Recorded data >>
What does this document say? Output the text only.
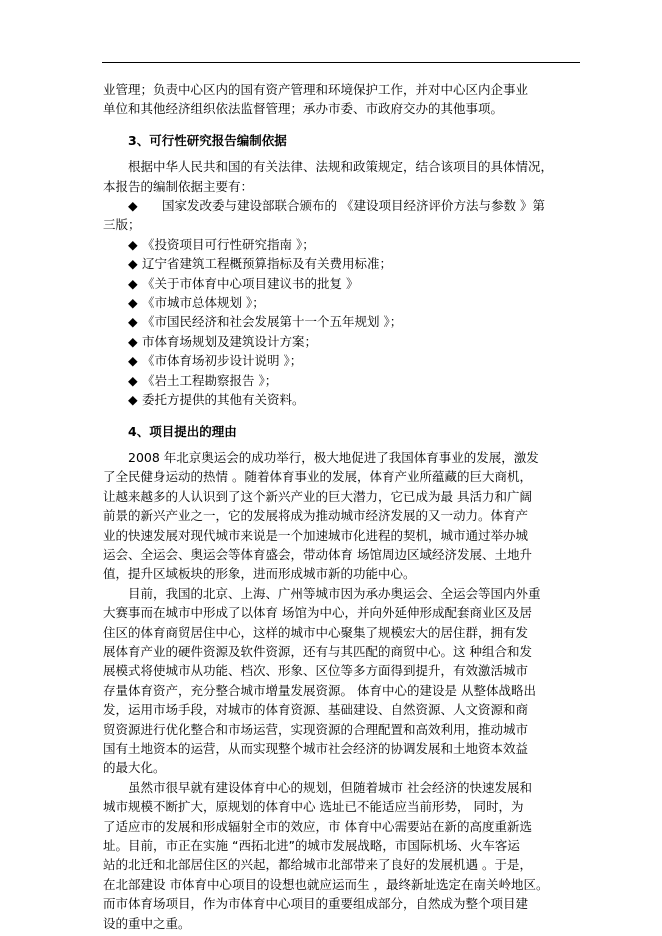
业管理；负责中心区内的国有资产管理和环境保护工作，并对中心区内企事业
单位和其他经济组织依法监督管理；承办市委、市政府交办的其他事项。
3、可行性研究报告编制依据
根据中华人民共和国的有关法律、法规和政策规定，结合该项目的具体情况，
本报告的编制依据主要有：
◆ 国家发改委与建设部联合颁布的 《建设项目经济评价方法与参数 》第
三版；
◆ 《投资项目可行性研究指南 》；
◆ 辽宁省建筑工程概预算指标及有关费用标准；
◆ 《关于市体育中心项目建议书的批复 》
◆ 《市城市总体规划 》；
◆ 《市国民经济和社会发展第十一个五年规划 》；
◆ 市体育场规划及建筑设计方案；
◆ 《市体育场初步设计说明 》；
◆ 《岩土工程勘察报告 》；
◆ 委托方提供的其他有关资料。
4、项目提出的理由
2008 年北京奥运会的成功举行，极大地促进了我国体育事业的发展，激发
了全民健身运动的热情 。随着体育事业的发展，体育产业所蕴藏的巨大商机，
让越来越多的人认识到了这个新兴产业的巨大潜力，它已成为最 具活力和广阔
前景的新兴产业之一，它的发展将成为推动城市经济发展的又一动力。体育产
业的快速发展对现代城市来说是一个加速城市化进程的契机，城市通过举办城
运会、全运会、奥运会等体育盛会，带动体育 场馆周边区域经济发展、土地升
值，提升区域板块的形象，进而形成城市新的功能中心。
目前，我国的北京、上海、广州等城市因为承办奥运会、全运会等国内外重
大赛事而在城市中形成了以体育 场馆为中心，并向外延伸形成配套商业区及居
住区的体育商贸居住中心，这样的城市中心聚集了规模宏大的居住群，拥有发
展体育产业的硬件资源及软件资源，还有与其匹配的商贸中心。这 种组合和发
展模式将使城市从功能、档次、形象、区位等多方面得到提升，有效激活城市
存量体育资产，充分整合城市增量发展资源。 体育中心的建设是 从整体战略出
发，运用市场手段，对城市的体育资源、基础建设、自然资源、人文资源和商
贸资源进行优化整合和市场运营，实现资源的合理配置和高效利用，推动城市
国有土地资本的运营，从而实现整个城市社会经济的协调发展和土地资本效益
的最大化。
虽然市很早就有建设体育中心的规划，但随着城市 社会经济的快速发展和
城市规模不断扩大，原规划的体育中心 选址已不能适应当前形势， 同时，为
了适应市的发展和形成辐射全市的效应，市 体育中心需要站在新的高度重新选
址。目前，市正在实施 “西拓北进”的城市发展战略，市国际机场、火车客运
站的北迁和北部居住区的兴起，都给城市北部带来了良好的发展机遇 。于是，
在北部建设 市体育中心项目的设想也就应运而生 ，最终新址选定在南关岭地区。
而市体育场项目，作为市体育中心项目的重要组成部分，自然成为整个项目建
设的重中之重。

GOAL >> Transcribe the records above exactly, leaving out every picture.

OUTPUT BELOW >>
What does this document say? Output the text only.
业管理；负责中心区内的国有资产管理和环境保护工作，并对中心区内企事业
单位和其他经济组织依法监督管理；承办市委、市政府交办的其他事项。
3、可行性研究报告编制依据
根据中华人民共和国的有关法律、法规和政策规定，结合该项目的具体情况，
本报告的编制依据主要有：
◆ 国家发改委与建设部联合颁布的 《建设项目经济评价方法与参数 》第
三版；
◆ 《投资项目可行性研究指南 》；
◆ 辽宁省建筑工程概预算指标及有关费用标准；
◆ 《关于市体育中心项目建议书的批复 》
◆ 《市城市总体规划 》；
◆ 《市国民经济和社会发展第十一个五年规划 》；
◆ 市体育场规划及建筑设计方案；
◆ 《市体育场初步设计说明 》；
◆ 《岩土工程勘察报告 》；
◆ 委托方提供的其他有关资料。
4、项目提出的理由
2008 年北京奥运会的成功举行，极大地促进了我国体育事业的发展，激发
了全民健身运动的热情 。随着体育事业的发展，体育产业所蕴藏的巨大商机，
让越来越多的人认识到了这个新兴产业的巨大潜力，它已成为最 具活力和广阔
前景的新兴产业之一，它的发展将成为推动城市经济发展的又一动力。体育产
业的快速发展对现代城市来说是一个加速城市化进程的契机，城市通过举办城
运会、全运会、奥运会等体育盛会，带动体育 场馆周边区域经济发展、土地升
值，提升区域板块的形象，进而形成城市新的功能中心。
目前，我国的北京、上海、广州等城市因为承办奥运会、全运会等国内外重
大赛事而在城市中形成了以体育 场馆为中心，并向外延伸形成配套商业区及居
住区的体育商贸居住中心，这样的城市中心聚集了规模宏大的居住群，拥有发
展体育产业的硬件资源及软件资源，还有与其匹配的商贸中心。这 种组合和发
展模式将使城市从功能、档次、形象、区位等多方面得到提升，有效激活城市
存量体育资产，充分整合城市增量发展资源。 体育中心的建设是 从整体战略出
发，运用市场手段，对城市的体育资源、基础建设、自然资源、人文资源和商
贸资源进行优化整合和市场运营，实现资源的合理配置和高效利用，推动城市
国有土地资本的运营，从而实现整个城市社会经济的协调发展和土地资本效益
的最大化。
虽然市很早就有建设体育中心的规划，但随着城市 社会经济的快速发展和
城市规模不断扩大，原规划的体育中心 选址已不能适应当前形势， 同时，为
了适应市的发展和形成辐射全市的效应，市 体育中心需要站在新的高度重新选
址。目前，市正在实施 “西拓北进”的城市发展战略，市国际机场、火车客运
站的北迁和北部居住区的兴起，都给城市北部带来了良好的发展机遇 。于是，
在北部建设 市体育中心项目的设想也就应运而生 ，最终新址选定在南关岭地区。
而市体育场项目，作为市体育中心项目的重要组成部分，自然成为整个项目建
设的重中之重。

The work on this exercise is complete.